▶ Exercise objective: No images are to be carried over; print all other material exactly as it stands.

Dataset rows
- - - -
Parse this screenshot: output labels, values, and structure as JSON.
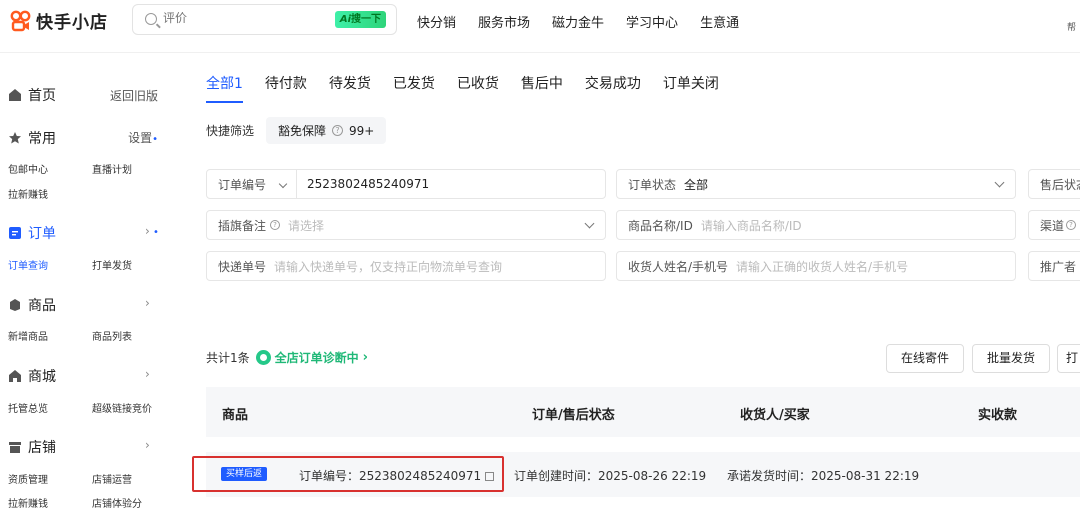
{
  "header": {
    "brand": "快手小店",
    "search_placeholder": "评价",
    "ai_button": "搜一下",
    "nav": [
      "快分销",
      "服务市场",
      "磁力金牛",
      "学习中心",
      "生意通"
    ],
    "right_char": "帮"
  },
  "sidebar": {
    "home": "首页",
    "back_old": "返回旧版",
    "common": "常用",
    "settings": "设置",
    "common_links": [
      "包邮中心",
      "直播计划",
      "拉新赚钱"
    ],
    "orders": "订单",
    "order_links": [
      "订单查询",
      "打单发货"
    ],
    "goods": "商品",
    "goods_links": [
      "新增商品",
      "商品列表"
    ],
    "mall": "商城",
    "mall_links": [
      "托管总览",
      "超级链接竞价"
    ],
    "shop": "店铺",
    "shop_links": [
      "资质管理",
      "店铺运营",
      "拉新赚钱",
      "店铺体验分"
    ]
  },
  "tabs": [
    "全部1",
    "待付款",
    "待发货",
    "已发货",
    "已收货",
    "售后中",
    "交易成功",
    "订单关闭"
  ],
  "quick_filter": {
    "label": "快捷筛选",
    "chip": "豁免保障",
    "chip_count": "99+"
  },
  "filters": {
    "order_no_label": "订单编号",
    "order_no_value": "2523802485240971",
    "status_label": "订单状态",
    "status_value": "全部",
    "aftersale_label": "售后状态",
    "flag_label": "插旗备注",
    "flag_placeholder": "请选择",
    "product_label": "商品名称/ID",
    "product_placeholder": "请输入商品名称/ID",
    "channel_label": "渠道",
    "express_label": "快递单号",
    "express_placeholder": "请输入快递单号，仅支持正向物流单号查询",
    "receiver_label": "收货人姓名/手机号",
    "receiver_placeholder": "请输入正确的收货人姓名/手机号",
    "promoter_label": "推广者"
  },
  "summary": {
    "total": "共计1条",
    "diagnosis": "全店订单诊断中"
  },
  "actions": {
    "online_ship": "在线寄件",
    "batch_ship": "批量发货",
    "print": "打"
  },
  "table": {
    "headers": [
      "商品",
      "订单/售后状态",
      "收货人/买家",
      "实收款"
    ],
    "row": {
      "badge": "买样后返",
      "order_no": "订单编号：2523802485240971",
      "created": "订单创建时间：2025-08-26 22:19",
      "promise": "承诺发货时间：2025-08-31 22:19"
    }
  },
  "colors": {
    "accent": "#1f5cff",
    "highlight_border": "#d8312f",
    "diag_green": "#1fb877"
  }
}
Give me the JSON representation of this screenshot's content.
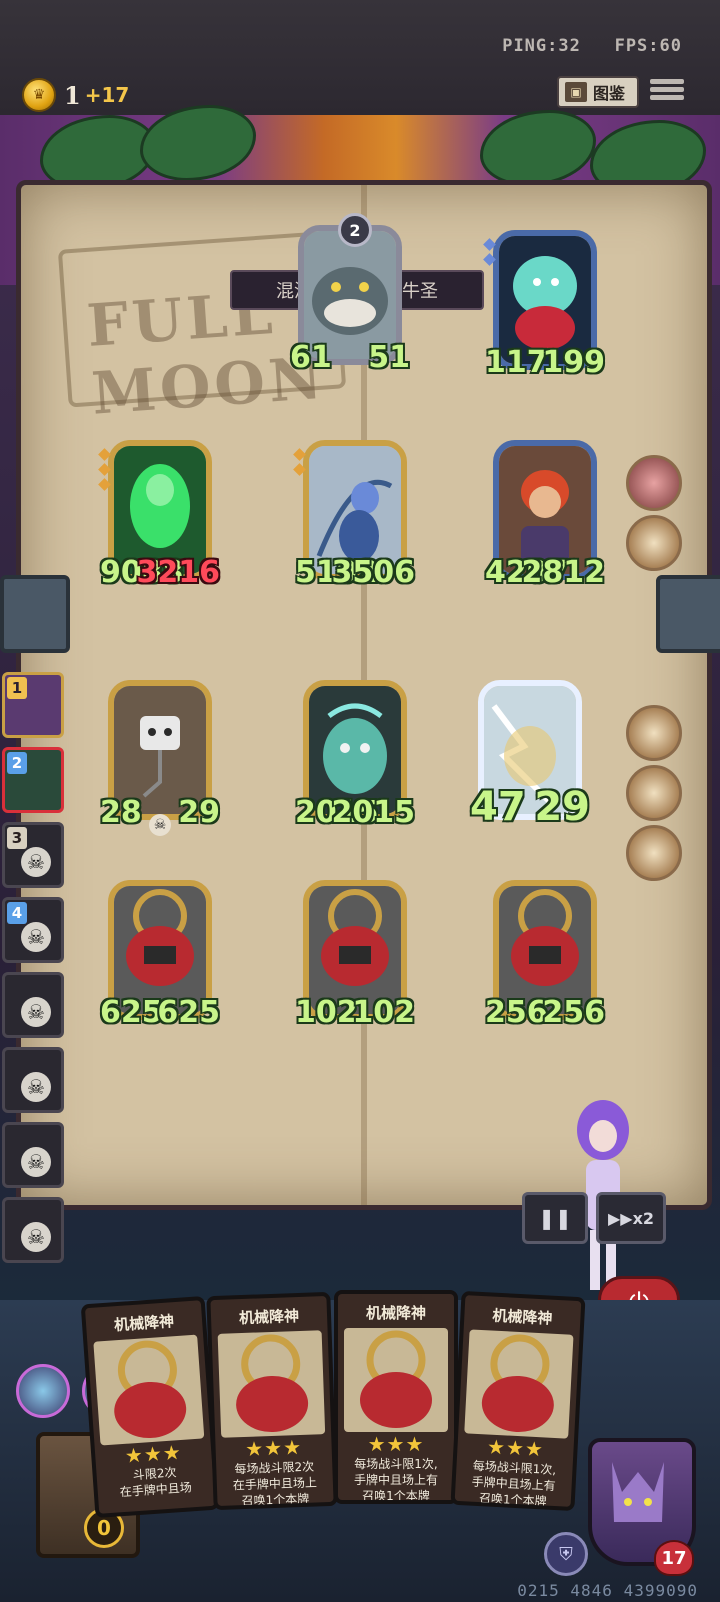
{
  "topbar": {
    "ping": "PING:32",
    "fps": "FPS:60",
    "gold": "1",
    "gold_delta": "+17",
    "codex_label": "图鉴"
  },
  "board": {
    "title": "混沌撼岳诛仙蛮牛圣",
    "background_text": "FULL MOON",
    "units": [
      {
        "atk": "61",
        "hp": "51",
        "level": "2"
      },
      {
        "atk": "117",
        "hp": "199"
      },
      {
        "atk": "9088",
        "hp": "3216"
      },
      {
        "atk": "5192",
        "hp": "3506"
      },
      {
        "atk": "4207",
        "hp": "2812"
      },
      {
        "atk": "28",
        "hp": "29"
      },
      {
        "atk": "2015",
        "hp": "2015"
      },
      {
        "atk": "47",
        "hp": "29"
      },
      {
        "atk": "625",
        "hp": "625"
      },
      {
        "atk": "102",
        "hp": "102"
      },
      {
        "atk": "256",
        "hp": "256"
      }
    ]
  },
  "roster": [
    {
      "rank": "1"
    },
    {
      "rank": "2"
    },
    {
      "rank": "3"
    },
    {
      "rank": "4"
    },
    {
      "rank": ""
    },
    {
      "rank": ""
    },
    {
      "rank": ""
    },
    {
      "rank": ""
    }
  ],
  "controls": {
    "speed_label": "x2"
  },
  "hand": {
    "cards": [
      {
        "title": "机械降神",
        "text": "斗限2次\n在手牌中且场"
      },
      {
        "title": "机械降神",
        "text": "每场战斗限2次\n在手牌中且场上\n召唤1个本牌"
      },
      {
        "title": "机械降神",
        "text": "每场战斗限1次,\n手牌中且场上有\n召唤1个本牌"
      },
      {
        "title": "机械降神",
        "text": "每场战斗限1次,\n手牌中且场上有\n召唤1个本牌"
      }
    ],
    "chest_count": "0",
    "health": "17"
  },
  "footer": {
    "match_id": "0215 4846 4399090"
  }
}
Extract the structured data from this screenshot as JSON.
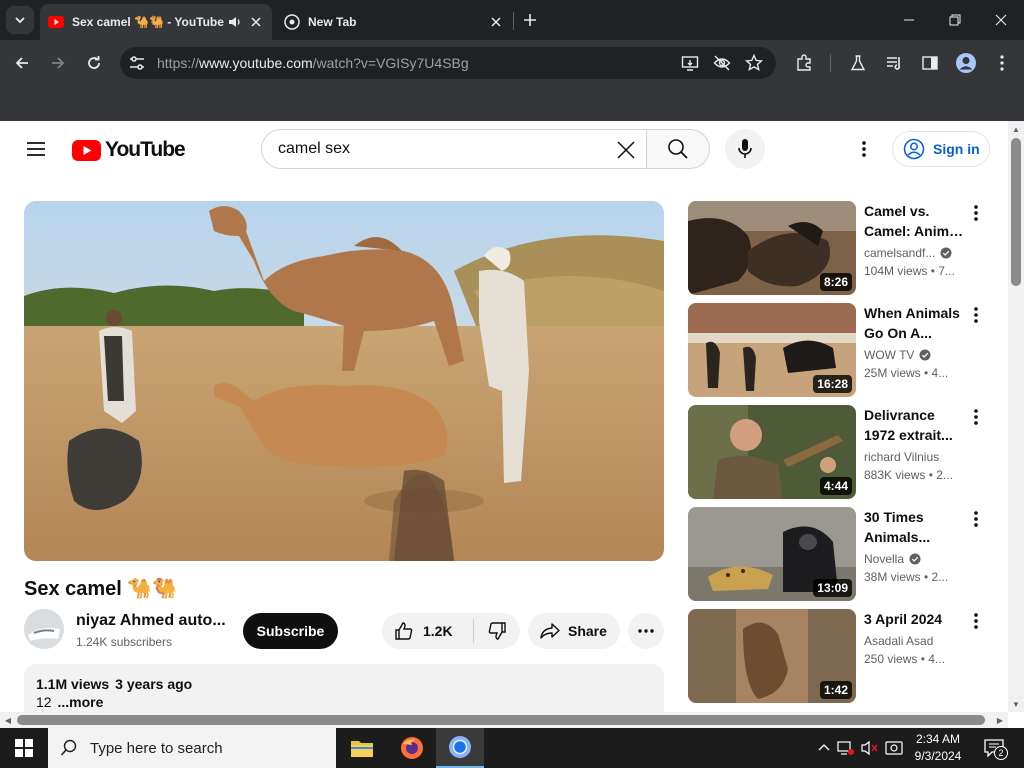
{
  "browser": {
    "tabs": [
      {
        "title": "Sex camel 🐪🐫 - YouTube",
        "favicon": "youtube-favicon",
        "audio": true,
        "active": true
      },
      {
        "title": "New Tab",
        "favicon": "chrome-favicon",
        "active": false
      }
    ],
    "url": {
      "scheme": "https://",
      "host": "www.youtube.com",
      "path": "/watch?v=VGISy7U4SBg"
    },
    "toolbar_icons": [
      "back-icon",
      "forward-icon",
      "reload-icon",
      "tune-icon",
      "install-app-icon",
      "eye-off-icon",
      "star-icon",
      "extensions-icon",
      "labs-icon",
      "media-control-icon",
      "side-panel-icon",
      "profile-icon",
      "kebab-icon"
    ]
  },
  "youtube": {
    "logo_text": "YouTube",
    "search": {
      "value": "camel sex"
    },
    "signin_label": "Sign in",
    "video": {
      "title": "Sex camel 🐪🐫",
      "channel": "niyaz Ahmed auto...",
      "subscribers": "1.24K subscribers",
      "subscribe_label": "Subscribe",
      "likes": "1.2K",
      "share_label": "Share",
      "views": "1.1M views",
      "age": "3 years ago",
      "description_text": "12",
      "more_label": "...more"
    },
    "recommendations": [
      {
        "title_line1": "Camel vs.",
        "title_line2": "Camel: Anima...",
        "channel": "camelsandf...",
        "verified": true,
        "stats": "104M views • 7...",
        "duration": "8:26"
      },
      {
        "title_line1": "When Animals",
        "title_line2": "Go On A...",
        "channel": "WOW TV",
        "verified": true,
        "stats": "25M views • 4...",
        "duration": "16:28"
      },
      {
        "title_line1": "Delivrance",
        "title_line2": "1972 extrait...",
        "channel": "richard Vilnius",
        "verified": false,
        "stats": "883K views • 2...",
        "duration": "4:44"
      },
      {
        "title_line1": "30 Times",
        "title_line2": "Animals...",
        "channel": "Novella",
        "verified": true,
        "stats": "38M views • 2...",
        "duration": "13:09"
      },
      {
        "title_line1": "3 April 2024",
        "title_line2": "",
        "channel": "Asadali Asad",
        "verified": false,
        "stats": "250 views • 4...",
        "duration": "1:42"
      }
    ]
  },
  "taskbar": {
    "search_placeholder": "Type here to search",
    "time": "2:34 AM",
    "date": "9/3/2024",
    "notification_count": "2"
  },
  "colors": {
    "youtube_red": "#ff0000",
    "link_blue": "#065fd4",
    "chrome_dark": "#35363a",
    "taskbar": "#1c1c1c"
  }
}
- - - -
▶ The completed task:
Parse this screenshot: output labels, values, and structure as JSON.
{
  "header": {
    "brand": "快手小店",
    "search_placeholder": "评价",
    "ai_button": "搜一下",
    "nav": [
      "快分销",
      "服务市场",
      "磁力金牛",
      "学习中心",
      "生意通"
    ],
    "right_char": "帮"
  },
  "sidebar": {
    "home": "首页",
    "back_old": "返回旧版",
    "common": "常用",
    "settings": "设置",
    "common_links": [
      "包邮中心",
      "直播计划",
      "拉新赚钱"
    ],
    "orders": "订单",
    "order_links": [
      "订单查询",
      "打单发货"
    ],
    "goods": "商品",
    "goods_links": [
      "新增商品",
      "商品列表"
    ],
    "mall": "商城",
    "mall_links": [
      "托管总览",
      "超级链接竞价"
    ],
    "shop": "店铺",
    "shop_links": [
      "资质管理",
      "店铺运营",
      "拉新赚钱",
      "店铺体验分"
    ]
  },
  "tabs": [
    "全部1",
    "待付款",
    "待发货",
    "已发货",
    "已收货",
    "售后中",
    "交易成功",
    "订单关闭"
  ],
  "quick_filter": {
    "label": "快捷筛选",
    "chip": "豁免保障",
    "chip_count": "99+"
  },
  "filters": {
    "order_no_label": "订单编号",
    "order_no_value": "2523802485240971",
    "status_label": "订单状态",
    "status_value": "全部",
    "aftersale_label": "售后状态",
    "flag_label": "插旗备注",
    "flag_placeholder": "请选择",
    "product_label": "商品名称/ID",
    "product_placeholder": "请输入商品名称/ID",
    "channel_label": "渠道",
    "express_label": "快递单号",
    "express_placeholder": "请输入快递单号，仅支持正向物流单号查询",
    "receiver_label": "收货人姓名/手机号",
    "receiver_placeholder": "请输入正确的收货人姓名/手机号",
    "promoter_label": "推广者"
  },
  "summary": {
    "total": "共计1条",
    "diagnosis": "全店订单诊断中"
  },
  "actions": {
    "online_ship": "在线寄件",
    "batch_ship": "批量发货",
    "print": "打"
  },
  "table": {
    "headers": [
      "商品",
      "订单/售后状态",
      "收货人/买家",
      "实收款"
    ],
    "row": {
      "badge": "买样后返",
      "order_no": "订单编号：2523802485240971",
      "created": "订单创建时间：2025-08-26 22:19",
      "promise": "承诺发货时间：2025-08-31 22:19"
    }
  },
  "colors": {
    "accent": "#1f5cff",
    "highlight_border": "#d8312f",
    "diag_green": "#1fb877"
  }
}
Give me the JSON representation of this screenshot's content.
{
  "topbar": {
    "ping": "PING:32",
    "fps": "FPS:60",
    "gold": "1",
    "gold_delta": "+17",
    "codex_label": "图鉴"
  },
  "board": {
    "title": "混沌撼岳诛仙蛮牛圣",
    "background_text": "FULL MOON",
    "units": [
      {
        "atk": "61",
        "hp": "51",
        "level": "2"
      },
      {
        "atk": "117",
        "hp": "199"
      },
      {
        "atk": "9088",
        "hp": "3216"
      },
      {
        "atk": "5192",
        "hp": "3506"
      },
      {
        "atk": "4207",
        "hp": "2812"
      },
      {
        "atk": "28",
        "hp": "29"
      },
      {
        "atk": "2015",
        "hp": "2015"
      },
      {
        "atk": "47",
        "hp": "29"
      },
      {
        "atk": "625",
        "hp": "625"
      },
      {
        "atk": "102",
        "hp": "102"
      },
      {
        "atk": "256",
        "hp": "256"
      }
    ]
  },
  "roster": [
    {
      "rank": "1"
    },
    {
      "rank": "2"
    },
    {
      "rank": "3"
    },
    {
      "rank": "4"
    },
    {
      "rank": ""
    },
    {
      "rank": ""
    },
    {
      "rank": ""
    },
    {
      "rank": ""
    }
  ],
  "controls": {
    "speed_label": "x2"
  },
  "hand": {
    "cards": [
      {
        "title": "机械降神",
        "text": "斗限2次\n在手牌中且场"
      },
      {
        "title": "机械降神",
        "text": "每场战斗限2次\n在手牌中且场上\n召唤1个本牌"
      },
      {
        "title": "机械降神",
        "text": "每场战斗限1次,\n手牌中且场上有\n召唤1个本牌"
      },
      {
        "title": "机械降神",
        "text": "每场战斗限1次,\n手牌中且场上有\n召唤1个本牌"
      }
    ],
    "chest_count": "0",
    "health": "17"
  },
  "footer": {
    "match_id": "0215 4846 4399090"
  }
}
Extract the structured data from this screenshot as JSON.
{
  "browser": {
    "tabs": [
      {
        "title": "Sex camel 🐪🐫 - YouTube",
        "favicon": "youtube-favicon",
        "audio": true,
        "active": true
      },
      {
        "title": "New Tab",
        "favicon": "chrome-favicon",
        "active": false
      }
    ],
    "url": {
      "scheme": "https://",
      "host": "www.youtube.com",
      "path": "/watch?v=VGISy7U4SBg"
    },
    "toolbar_icons": [
      "back-icon",
      "forward-icon",
      "reload-icon",
      "tune-icon",
      "install-app-icon",
      "eye-off-icon",
      "star-icon",
      "extensions-icon",
      "labs-icon",
      "media-control-icon",
      "side-panel-icon",
      "profile-icon",
      "kebab-icon"
    ]
  },
  "youtube": {
    "logo_text": "YouTube",
    "search": {
      "value": "camel sex"
    },
    "signin_label": "Sign in",
    "video": {
      "title": "Sex camel 🐪🐫",
      "channel": "niyaz Ahmed auto...",
      "subscribers": "1.24K subscribers",
      "subscribe_label": "Subscribe",
      "likes": "1.2K",
      "share_label": "Share",
      "views": "1.1M views",
      "age": "3 years ago",
      "description_text": "12",
      "more_label": "...more"
    },
    "recommendations": [
      {
        "title_line1": "Camel vs.",
        "title_line2": "Camel: Anima...",
        "channel": "camelsandf...",
        "verified": true,
        "stats": "104M views • 7...",
        "duration": "8:26"
      },
      {
        "title_line1": "When Animals",
        "title_line2": "Go On A...",
        "channel": "WOW TV",
        "verified": true,
        "stats": "25M views • 4...",
        "duration": "16:28"
      },
      {
        "title_line1": "Delivrance",
        "title_line2": "1972 extrait...",
        "channel": "richard Vilnius",
        "verified": false,
        "stats": "883K views • 2...",
        "duration": "4:44"
      },
      {
        "title_line1": "30 Times",
        "title_line2": "Animals...",
        "channel": "Novella",
        "verified": true,
        "stats": "38M views • 2...",
        "duration": "13:09"
      },
      {
        "title_line1": "3 April 2024",
        "title_line2": "",
        "channel": "Asadali Asad",
        "verified": false,
        "stats": "250 views • 4...",
        "duration": "1:42"
      }
    ]
  },
  "taskbar": {
    "search_placeholder": "Type here to search",
    "time": "2:34 AM",
    "date": "9/3/2024",
    "notification_count": "2"
  },
  "colors": {
    "youtube_red": "#ff0000",
    "link_blue": "#065fd4",
    "chrome_dark": "#35363a",
    "taskbar": "#1c1c1c"
  }
}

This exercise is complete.